> **Actions to take**
• 1. From the comments on architectural ethics, set down the passage between "The above is" and "we stand for.", inclusive, with no changes.
• 2. Using the comments on architectural ethics, answer each item briefly:
(a) Who shared the Bloomberg article the day before?
(b) What does the comment beginning "I believe" say may be provided to architects for the future?
(c) Which existing clause is proposed to be added, in identical form, to the By-Laws for all Fellows?

Thank you Paul Oles for sustaining our focus on the morality of the situation. Your new comments provide an interesting follow-up on the Bloomberg article shared by Traci Sooter the day before. There appears to be two opposing effects and outcomes. On one hand, fame and strong brand will protect perpetrators and their membership in the organization in order to maintain clients' marketing initiatives - thus, the organization's policy is self-serving and the organization becomes complicit in violations by its members. On the other hand, the message to victims is: Nothing will be done to expel predators from the organization, so speak up at your own risk - which in the long run may affect the number of members who would want to join or remain in the organization. To those offenders who have yet to be exposed, the message is: Not to worry - if there is no precedent to be set with Richard Meier, then everyone gets a free pass.
Always use our profession to do good for our planet and humanity
Advance access for all to adequate shelter and quality of life.
Pass on to the next generation our responsibility to do good for the world.
The above is intended as a starting point, to be further developed and refined. I share it with the hope that we will begin a dialog as soon as possible about what our profession can be and what we stand for.
I believe this may help to provide architects with a "moral compass" for the future.
Your comments would be appreciated.
Thank you, Edmond and Tom, for your proposals. An identical clause to the Termination of Honorary Fellows clause added to the By-Laws for all Fellows seems to be a relatively simple one-sentence section to amend the By-Laws and quickly agreed upon. After all, why should one segment of Fellows be treated unequally than another? Then it would be whether or not the Board - as Hubert inferred - has the vertebrate to uphold the AIA Code of Ethics.

> **Exercise data**
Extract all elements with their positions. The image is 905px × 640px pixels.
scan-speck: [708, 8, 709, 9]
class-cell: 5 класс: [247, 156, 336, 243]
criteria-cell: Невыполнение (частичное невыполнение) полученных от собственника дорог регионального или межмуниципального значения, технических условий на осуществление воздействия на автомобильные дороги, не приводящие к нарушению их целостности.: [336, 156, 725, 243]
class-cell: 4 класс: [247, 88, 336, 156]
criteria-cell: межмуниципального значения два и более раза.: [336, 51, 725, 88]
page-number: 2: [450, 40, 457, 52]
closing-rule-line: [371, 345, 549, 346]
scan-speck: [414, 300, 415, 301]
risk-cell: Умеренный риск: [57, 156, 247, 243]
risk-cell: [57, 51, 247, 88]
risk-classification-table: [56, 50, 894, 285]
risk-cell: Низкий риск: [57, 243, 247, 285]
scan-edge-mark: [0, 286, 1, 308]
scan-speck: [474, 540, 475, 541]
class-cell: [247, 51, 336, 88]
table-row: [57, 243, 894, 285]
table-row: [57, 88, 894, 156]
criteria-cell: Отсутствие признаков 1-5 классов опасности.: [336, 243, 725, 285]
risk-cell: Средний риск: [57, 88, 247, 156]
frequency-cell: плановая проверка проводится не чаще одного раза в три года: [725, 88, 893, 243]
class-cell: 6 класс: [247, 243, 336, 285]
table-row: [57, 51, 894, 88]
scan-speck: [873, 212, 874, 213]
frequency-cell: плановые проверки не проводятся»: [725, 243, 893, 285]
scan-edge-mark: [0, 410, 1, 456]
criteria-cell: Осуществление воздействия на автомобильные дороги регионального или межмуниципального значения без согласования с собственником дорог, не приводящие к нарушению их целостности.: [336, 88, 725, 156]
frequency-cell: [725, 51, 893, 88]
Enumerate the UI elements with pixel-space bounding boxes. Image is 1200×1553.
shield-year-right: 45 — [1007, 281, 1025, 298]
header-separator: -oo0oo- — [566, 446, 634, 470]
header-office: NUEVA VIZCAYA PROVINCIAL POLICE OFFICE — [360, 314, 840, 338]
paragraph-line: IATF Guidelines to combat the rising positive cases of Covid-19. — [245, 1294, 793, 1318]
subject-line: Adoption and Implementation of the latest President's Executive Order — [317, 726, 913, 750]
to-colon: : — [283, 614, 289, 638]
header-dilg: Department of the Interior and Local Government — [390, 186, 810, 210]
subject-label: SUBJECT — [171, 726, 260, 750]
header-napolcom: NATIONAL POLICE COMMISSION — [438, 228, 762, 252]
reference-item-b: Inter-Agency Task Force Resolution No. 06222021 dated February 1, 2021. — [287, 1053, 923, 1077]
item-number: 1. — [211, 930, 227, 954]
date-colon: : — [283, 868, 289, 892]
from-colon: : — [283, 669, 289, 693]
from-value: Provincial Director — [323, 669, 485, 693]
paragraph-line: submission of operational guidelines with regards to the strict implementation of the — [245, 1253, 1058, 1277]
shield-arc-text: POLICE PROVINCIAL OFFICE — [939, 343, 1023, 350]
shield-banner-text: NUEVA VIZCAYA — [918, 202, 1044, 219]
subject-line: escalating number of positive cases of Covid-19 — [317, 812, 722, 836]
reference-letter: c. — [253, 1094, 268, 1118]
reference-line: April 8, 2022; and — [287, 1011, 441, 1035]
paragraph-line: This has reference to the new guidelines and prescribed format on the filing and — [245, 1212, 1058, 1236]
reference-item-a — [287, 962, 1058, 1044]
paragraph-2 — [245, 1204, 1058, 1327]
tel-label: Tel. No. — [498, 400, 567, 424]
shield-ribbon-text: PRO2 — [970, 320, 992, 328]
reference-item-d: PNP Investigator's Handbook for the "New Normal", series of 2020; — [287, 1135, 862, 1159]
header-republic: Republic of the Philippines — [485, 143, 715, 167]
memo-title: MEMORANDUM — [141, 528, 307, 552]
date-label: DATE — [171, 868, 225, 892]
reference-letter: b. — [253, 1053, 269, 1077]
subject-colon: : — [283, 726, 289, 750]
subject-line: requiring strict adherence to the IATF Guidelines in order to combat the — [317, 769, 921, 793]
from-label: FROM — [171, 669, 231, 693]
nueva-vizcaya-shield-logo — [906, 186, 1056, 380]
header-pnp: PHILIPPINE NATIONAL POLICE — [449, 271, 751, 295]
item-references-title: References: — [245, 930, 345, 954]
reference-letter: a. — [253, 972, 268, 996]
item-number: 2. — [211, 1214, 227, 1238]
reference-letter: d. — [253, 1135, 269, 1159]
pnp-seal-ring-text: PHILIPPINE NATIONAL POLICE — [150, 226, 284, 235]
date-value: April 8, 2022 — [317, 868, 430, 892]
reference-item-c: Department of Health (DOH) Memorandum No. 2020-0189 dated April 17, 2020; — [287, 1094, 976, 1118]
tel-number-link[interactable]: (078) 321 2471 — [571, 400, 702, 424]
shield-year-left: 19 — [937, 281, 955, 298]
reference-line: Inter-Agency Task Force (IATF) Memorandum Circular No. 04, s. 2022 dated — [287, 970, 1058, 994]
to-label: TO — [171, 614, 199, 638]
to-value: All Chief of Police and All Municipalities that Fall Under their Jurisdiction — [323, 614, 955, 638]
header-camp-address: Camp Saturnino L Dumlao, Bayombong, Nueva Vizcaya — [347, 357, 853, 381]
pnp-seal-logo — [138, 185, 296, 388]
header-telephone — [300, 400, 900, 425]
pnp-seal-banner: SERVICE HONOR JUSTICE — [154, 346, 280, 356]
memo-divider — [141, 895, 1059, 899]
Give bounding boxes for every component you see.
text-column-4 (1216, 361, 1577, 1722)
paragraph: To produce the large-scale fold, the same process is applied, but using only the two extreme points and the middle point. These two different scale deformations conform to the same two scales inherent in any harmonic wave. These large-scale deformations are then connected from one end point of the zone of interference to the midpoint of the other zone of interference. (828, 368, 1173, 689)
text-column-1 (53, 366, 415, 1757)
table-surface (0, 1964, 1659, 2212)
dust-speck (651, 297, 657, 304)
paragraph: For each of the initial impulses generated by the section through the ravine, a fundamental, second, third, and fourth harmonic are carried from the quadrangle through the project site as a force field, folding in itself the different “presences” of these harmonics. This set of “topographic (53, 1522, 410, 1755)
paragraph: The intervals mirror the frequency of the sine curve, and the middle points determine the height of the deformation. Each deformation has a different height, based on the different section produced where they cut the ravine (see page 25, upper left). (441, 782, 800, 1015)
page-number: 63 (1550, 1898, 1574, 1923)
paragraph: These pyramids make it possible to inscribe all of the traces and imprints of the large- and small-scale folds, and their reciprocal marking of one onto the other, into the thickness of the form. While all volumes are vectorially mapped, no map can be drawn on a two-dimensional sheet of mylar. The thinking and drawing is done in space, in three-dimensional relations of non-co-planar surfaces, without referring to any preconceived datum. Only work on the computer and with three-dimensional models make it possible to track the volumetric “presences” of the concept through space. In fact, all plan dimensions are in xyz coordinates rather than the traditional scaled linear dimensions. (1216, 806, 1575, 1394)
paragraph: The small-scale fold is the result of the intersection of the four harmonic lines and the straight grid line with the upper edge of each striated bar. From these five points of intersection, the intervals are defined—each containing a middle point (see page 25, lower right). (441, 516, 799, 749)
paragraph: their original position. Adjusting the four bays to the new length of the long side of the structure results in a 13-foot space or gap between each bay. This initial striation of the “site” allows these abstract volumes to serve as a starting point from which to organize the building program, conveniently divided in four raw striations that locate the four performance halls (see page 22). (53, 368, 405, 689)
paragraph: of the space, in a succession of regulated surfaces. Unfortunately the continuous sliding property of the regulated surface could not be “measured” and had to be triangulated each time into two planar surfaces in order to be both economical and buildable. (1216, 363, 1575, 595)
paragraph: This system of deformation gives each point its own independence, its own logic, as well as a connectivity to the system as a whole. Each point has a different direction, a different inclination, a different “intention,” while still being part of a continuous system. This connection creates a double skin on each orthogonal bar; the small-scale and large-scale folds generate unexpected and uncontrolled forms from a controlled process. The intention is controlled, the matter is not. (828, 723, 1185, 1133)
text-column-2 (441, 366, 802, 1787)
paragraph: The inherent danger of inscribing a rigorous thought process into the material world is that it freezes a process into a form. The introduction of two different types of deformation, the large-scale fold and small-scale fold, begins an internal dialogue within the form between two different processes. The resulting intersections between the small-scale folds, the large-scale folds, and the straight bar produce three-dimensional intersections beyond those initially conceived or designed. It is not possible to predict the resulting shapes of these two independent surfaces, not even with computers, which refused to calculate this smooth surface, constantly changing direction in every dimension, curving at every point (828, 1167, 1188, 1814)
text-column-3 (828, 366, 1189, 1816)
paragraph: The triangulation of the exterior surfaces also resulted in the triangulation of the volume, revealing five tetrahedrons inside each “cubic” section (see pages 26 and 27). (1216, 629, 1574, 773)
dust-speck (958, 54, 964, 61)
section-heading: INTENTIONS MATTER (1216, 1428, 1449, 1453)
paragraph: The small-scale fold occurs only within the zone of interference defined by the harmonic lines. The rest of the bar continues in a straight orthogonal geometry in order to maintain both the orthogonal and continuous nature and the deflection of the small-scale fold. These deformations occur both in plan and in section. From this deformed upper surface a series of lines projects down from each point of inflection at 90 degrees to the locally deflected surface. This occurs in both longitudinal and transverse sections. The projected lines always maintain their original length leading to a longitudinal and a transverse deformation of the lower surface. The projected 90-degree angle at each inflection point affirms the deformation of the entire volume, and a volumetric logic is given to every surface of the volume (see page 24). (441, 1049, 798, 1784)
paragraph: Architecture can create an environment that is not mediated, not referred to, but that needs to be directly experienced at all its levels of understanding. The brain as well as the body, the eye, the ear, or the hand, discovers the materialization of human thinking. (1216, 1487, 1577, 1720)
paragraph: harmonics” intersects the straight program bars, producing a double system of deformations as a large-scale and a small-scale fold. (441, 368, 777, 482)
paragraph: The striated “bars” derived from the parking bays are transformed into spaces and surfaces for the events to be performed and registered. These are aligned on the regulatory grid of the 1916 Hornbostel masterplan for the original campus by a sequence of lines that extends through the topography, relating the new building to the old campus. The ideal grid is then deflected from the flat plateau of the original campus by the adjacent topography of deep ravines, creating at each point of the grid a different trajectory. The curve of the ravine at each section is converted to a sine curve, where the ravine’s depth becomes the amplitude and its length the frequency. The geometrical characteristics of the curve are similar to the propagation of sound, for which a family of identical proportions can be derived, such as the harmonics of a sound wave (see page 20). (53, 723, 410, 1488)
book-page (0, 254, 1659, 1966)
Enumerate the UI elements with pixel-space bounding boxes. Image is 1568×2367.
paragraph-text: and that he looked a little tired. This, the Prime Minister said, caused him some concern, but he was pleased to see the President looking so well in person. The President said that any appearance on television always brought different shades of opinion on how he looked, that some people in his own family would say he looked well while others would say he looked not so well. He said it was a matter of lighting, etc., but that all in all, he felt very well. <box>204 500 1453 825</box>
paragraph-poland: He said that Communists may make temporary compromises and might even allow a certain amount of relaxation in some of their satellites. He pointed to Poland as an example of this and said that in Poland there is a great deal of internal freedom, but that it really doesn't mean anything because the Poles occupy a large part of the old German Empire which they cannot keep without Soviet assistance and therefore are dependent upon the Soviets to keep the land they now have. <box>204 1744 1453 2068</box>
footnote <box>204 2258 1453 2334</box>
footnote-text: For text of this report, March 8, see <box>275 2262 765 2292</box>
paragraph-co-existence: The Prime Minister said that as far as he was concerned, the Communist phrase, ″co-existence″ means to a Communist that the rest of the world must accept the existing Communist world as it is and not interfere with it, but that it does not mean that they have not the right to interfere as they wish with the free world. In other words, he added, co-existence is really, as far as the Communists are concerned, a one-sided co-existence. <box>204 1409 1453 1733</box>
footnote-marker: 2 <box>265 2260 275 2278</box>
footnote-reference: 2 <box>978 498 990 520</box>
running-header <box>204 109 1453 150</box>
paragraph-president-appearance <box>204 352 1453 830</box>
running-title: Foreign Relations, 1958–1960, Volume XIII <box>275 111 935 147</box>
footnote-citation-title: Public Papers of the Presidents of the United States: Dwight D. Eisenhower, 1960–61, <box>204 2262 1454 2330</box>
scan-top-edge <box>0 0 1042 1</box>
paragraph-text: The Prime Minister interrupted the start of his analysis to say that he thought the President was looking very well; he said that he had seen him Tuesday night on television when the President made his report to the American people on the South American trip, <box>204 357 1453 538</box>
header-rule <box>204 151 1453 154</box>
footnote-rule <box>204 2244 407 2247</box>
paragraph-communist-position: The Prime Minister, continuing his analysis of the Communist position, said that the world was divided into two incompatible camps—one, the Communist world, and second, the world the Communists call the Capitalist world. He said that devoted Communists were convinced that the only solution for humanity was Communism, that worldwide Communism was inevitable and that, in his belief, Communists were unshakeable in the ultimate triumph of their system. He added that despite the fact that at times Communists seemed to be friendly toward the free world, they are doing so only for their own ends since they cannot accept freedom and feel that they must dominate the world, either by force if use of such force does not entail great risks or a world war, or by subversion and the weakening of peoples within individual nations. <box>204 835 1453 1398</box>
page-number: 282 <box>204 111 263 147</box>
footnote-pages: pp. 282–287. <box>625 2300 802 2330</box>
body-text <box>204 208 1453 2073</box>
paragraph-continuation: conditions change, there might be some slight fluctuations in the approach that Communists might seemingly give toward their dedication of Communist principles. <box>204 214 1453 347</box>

> **Answers to the exercise**
• 1.
The above is intended as a starting point, to be further developed and refined. I share it with the hope that we will begin a dialog as soon as possible about what our profession can be and what we stand for.

• 2.
(a) Traci Sooter
(b) A "moral compass"
(c) The Termination of Honorary Fellows clause